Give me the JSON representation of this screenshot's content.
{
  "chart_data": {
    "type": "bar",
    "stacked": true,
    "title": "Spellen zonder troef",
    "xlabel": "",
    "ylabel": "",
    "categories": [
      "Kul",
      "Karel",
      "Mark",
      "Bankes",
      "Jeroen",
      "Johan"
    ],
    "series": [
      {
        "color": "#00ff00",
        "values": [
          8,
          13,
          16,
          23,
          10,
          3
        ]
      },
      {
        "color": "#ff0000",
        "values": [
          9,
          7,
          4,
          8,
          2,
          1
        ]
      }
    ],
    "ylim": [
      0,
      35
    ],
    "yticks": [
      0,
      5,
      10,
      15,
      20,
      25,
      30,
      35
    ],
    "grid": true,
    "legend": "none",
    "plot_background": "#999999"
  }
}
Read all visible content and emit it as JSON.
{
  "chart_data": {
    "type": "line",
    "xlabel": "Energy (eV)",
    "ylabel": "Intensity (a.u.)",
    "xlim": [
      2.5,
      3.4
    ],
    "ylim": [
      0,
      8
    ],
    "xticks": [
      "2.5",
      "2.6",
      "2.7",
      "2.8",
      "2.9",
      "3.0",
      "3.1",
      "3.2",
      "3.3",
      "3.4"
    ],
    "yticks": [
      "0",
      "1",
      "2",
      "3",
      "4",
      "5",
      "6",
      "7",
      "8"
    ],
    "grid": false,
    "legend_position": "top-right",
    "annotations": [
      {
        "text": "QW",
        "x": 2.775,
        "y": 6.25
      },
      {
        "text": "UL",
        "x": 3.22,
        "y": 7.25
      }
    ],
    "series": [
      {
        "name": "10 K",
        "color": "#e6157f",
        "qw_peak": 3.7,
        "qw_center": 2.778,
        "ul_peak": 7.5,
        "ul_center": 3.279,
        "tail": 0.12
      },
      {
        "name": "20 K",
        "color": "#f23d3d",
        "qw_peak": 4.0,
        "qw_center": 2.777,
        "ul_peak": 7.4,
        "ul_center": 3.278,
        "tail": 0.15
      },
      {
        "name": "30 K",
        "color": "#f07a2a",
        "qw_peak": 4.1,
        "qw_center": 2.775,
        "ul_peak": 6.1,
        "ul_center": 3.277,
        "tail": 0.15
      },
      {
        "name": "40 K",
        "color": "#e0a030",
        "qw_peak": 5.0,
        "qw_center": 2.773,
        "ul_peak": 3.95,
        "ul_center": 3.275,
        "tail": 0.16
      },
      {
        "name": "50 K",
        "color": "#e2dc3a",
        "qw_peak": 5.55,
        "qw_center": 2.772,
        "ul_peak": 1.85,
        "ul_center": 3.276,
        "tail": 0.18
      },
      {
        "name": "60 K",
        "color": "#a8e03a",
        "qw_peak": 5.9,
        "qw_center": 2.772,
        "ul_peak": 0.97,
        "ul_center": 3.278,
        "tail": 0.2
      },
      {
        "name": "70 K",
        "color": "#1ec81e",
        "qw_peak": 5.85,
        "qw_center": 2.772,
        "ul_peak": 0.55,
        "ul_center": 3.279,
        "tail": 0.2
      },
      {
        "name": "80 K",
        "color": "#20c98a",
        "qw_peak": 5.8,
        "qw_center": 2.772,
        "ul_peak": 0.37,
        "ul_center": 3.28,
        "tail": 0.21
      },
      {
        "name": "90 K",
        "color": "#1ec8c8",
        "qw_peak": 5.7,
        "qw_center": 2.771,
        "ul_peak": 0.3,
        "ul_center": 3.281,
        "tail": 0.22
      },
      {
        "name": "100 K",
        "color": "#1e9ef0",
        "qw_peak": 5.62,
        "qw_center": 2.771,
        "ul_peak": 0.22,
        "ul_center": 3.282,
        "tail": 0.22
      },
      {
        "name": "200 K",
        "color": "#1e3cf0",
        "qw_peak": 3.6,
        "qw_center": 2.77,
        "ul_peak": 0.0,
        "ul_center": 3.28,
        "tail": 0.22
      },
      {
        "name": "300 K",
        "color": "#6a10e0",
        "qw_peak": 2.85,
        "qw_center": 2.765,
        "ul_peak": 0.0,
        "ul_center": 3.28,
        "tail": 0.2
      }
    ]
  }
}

--- --- ---

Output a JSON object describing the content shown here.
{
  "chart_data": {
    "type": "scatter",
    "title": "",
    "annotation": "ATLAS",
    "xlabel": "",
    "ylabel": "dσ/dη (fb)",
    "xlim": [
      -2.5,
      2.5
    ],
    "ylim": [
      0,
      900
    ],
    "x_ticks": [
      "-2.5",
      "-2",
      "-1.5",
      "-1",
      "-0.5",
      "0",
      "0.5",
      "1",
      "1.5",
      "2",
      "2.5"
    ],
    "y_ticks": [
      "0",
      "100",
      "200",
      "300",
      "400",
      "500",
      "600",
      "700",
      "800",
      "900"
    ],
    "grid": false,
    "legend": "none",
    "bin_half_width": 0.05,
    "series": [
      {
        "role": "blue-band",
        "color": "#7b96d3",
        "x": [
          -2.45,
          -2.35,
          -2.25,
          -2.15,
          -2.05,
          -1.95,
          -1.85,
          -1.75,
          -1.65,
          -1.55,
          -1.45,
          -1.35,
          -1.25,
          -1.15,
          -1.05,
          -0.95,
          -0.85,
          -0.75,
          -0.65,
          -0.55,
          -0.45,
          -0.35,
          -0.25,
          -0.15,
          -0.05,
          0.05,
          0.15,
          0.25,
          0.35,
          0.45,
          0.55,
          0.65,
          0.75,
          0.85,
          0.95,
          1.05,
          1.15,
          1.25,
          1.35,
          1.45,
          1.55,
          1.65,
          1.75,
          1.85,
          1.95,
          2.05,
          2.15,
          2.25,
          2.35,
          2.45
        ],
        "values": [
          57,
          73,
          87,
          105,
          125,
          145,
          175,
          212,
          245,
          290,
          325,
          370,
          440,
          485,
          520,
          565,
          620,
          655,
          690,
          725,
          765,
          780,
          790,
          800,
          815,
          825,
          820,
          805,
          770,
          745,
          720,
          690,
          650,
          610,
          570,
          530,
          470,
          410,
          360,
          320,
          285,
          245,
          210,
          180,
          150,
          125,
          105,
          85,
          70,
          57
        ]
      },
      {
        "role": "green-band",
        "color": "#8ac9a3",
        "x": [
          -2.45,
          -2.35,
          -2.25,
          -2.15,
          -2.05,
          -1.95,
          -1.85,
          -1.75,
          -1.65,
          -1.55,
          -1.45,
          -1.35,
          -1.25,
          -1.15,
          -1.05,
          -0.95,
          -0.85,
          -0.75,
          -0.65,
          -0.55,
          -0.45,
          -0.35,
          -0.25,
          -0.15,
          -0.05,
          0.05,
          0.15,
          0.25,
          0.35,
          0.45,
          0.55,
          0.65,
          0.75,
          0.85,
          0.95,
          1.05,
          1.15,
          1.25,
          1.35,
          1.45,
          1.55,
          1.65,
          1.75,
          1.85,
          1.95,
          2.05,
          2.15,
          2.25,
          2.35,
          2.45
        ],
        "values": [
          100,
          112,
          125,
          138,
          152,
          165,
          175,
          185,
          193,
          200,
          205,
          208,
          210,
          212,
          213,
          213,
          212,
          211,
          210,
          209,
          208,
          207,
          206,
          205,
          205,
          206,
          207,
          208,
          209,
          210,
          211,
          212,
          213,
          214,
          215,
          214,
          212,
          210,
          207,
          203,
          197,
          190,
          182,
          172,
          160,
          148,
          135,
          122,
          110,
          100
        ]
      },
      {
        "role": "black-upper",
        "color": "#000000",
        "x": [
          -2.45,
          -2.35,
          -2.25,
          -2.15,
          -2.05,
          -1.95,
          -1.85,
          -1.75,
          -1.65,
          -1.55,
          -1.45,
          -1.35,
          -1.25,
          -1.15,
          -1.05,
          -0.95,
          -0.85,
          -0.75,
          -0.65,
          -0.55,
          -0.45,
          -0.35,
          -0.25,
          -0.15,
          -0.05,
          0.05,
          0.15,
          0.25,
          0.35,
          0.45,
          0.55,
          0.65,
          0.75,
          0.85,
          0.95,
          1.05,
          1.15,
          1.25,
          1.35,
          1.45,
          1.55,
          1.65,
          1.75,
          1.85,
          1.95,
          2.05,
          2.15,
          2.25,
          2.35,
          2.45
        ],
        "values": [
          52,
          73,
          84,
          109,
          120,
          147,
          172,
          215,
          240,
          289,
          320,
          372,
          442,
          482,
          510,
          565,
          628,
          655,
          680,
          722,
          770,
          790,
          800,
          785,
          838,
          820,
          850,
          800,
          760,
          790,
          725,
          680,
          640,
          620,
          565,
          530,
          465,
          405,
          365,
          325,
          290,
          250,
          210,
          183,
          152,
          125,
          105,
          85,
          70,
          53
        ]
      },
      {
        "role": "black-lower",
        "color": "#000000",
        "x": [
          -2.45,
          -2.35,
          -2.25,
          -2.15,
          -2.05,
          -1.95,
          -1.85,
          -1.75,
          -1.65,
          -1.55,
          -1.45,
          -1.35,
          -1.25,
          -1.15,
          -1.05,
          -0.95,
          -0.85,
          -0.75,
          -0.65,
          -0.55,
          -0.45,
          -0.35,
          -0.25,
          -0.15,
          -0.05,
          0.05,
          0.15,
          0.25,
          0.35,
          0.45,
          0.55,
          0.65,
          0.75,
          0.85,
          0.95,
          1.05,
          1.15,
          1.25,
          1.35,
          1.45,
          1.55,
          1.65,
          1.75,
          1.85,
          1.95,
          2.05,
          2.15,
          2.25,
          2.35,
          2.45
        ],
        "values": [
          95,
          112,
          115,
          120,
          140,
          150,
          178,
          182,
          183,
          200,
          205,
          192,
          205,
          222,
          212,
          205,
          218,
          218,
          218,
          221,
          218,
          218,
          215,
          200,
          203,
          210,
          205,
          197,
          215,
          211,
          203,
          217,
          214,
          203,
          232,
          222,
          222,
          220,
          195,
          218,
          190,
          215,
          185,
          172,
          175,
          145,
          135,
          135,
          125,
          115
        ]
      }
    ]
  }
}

--- --- ---

## Your objective
Where a line of the material above holds the string "content", copy that line.

## Task response
Give me the JSON representation of this screenshot's content.
Read all visible content and emit it as JSON.
Output a JSON object describing the content shown here.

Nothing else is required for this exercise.